Action item
Your output should be each line from the material below that has the word "China".

+---+

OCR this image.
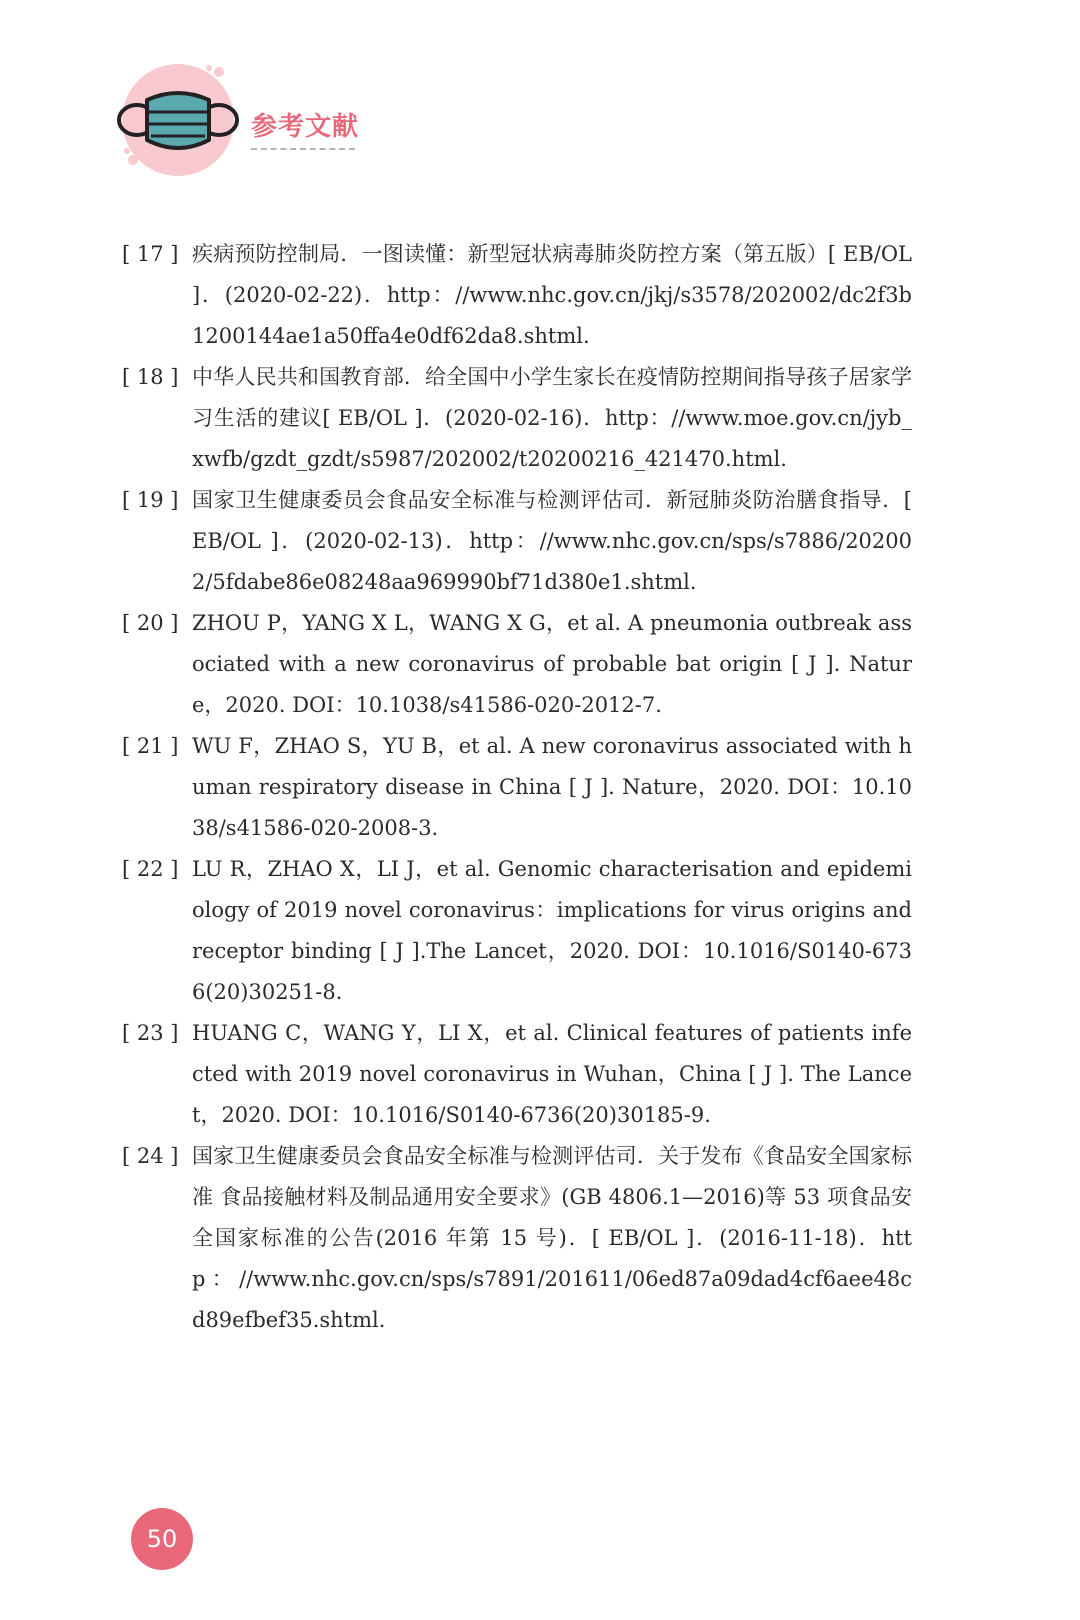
参考文献
[ 17 ] 疾病预防控制局．一图读懂：新型冠状病毒肺炎防控方案（第五版）[ EB/OL ]．(2020-02-22)．http：//www.nhc.gov.cn/jkj/s3578/202002/dc2f3b1200144ae1a50ffa4e0df62da8.shtml.
[ 18 ] 中华人民共和国教育部．给全国中小学生家长在疫情防控期间指导孩子居家学习生活的建议[ EB/OL ]．(2020-02-16)．http：//www.moe.gov.cn/jyb_xwfb/gzdt_gzdt/s5987/202002/t20200216_421470.html.
[ 19 ] 国家卫生健康委员会食品安全标准与检测评估司．新冠肺炎防治膳食指导．[ EB/OL ]．(2020-02-13)．http：//www.nhc.gov.cn/sps/s7886/202002/5fdabe86e08248aa969990bf71d380e1.shtml.
[ 20 ] ZHOU P，YANG X L，WANG X G，et al. A pneumonia outbreak associated with a new coronavirus of probable bat origin [ J ]. Nature，2020. DOI：10.1038/s41586-020-2012-7.
[ 21 ] WU F，ZHAO S，YU B，et al. A new coronavirus associated with human respiratory disease in China [ J ]. Nature，2020. DOI：10.1038/s41586-020-2008-3.
[ 22 ] LU R，ZHAO X，LI J，et al. Genomic characterisation and epidemiology of 2019 novel coronavirus：implications for virus origins and receptor binding [ J ].The Lancet，2020. DOI：10.1016/S0140-6736(20)30251-8.
[ 23 ] HUANG C，WANG Y，LI X，et al. Clinical features of patients infected with 2019 novel coronavirus in Wuhan，China [ J ]. The Lancet，2020. DOI：10.1016/S0140-6736(20)30185-9.
[ 24 ] 国家卫生健康委员会食品安全标准与检测评估司．关于发布《食品安全国家标准 食品接触材料及制品通用安全要求》(GB 4806.1—2016)等 53 项食品安全国家标准的公告(2016 年第 15 号)．[ EB/OL ]．(2016-11-18)．http：//www.nhc.gov.cn/sps/s7891/201611/06ed87a09dad4cf6aee48cd89efbef35.shtml.
50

+---+

Solution to this problem
[ 21 ] WU F，ZHAO S，YU B，et al. A new coronavirus associated with human respiratory disease in China [ J ]. Nature，2020. DOI：10.1038/s41586-020-2008-3.
[ 23 ] HUANG C，WANG Y，LI X，et al. Clinical features of patients infected with 2019 novel coronavirus in Wuhan，China [ J ]. The Lancet，2020. DOI：10.1016/S0140-6736(20)30185-9.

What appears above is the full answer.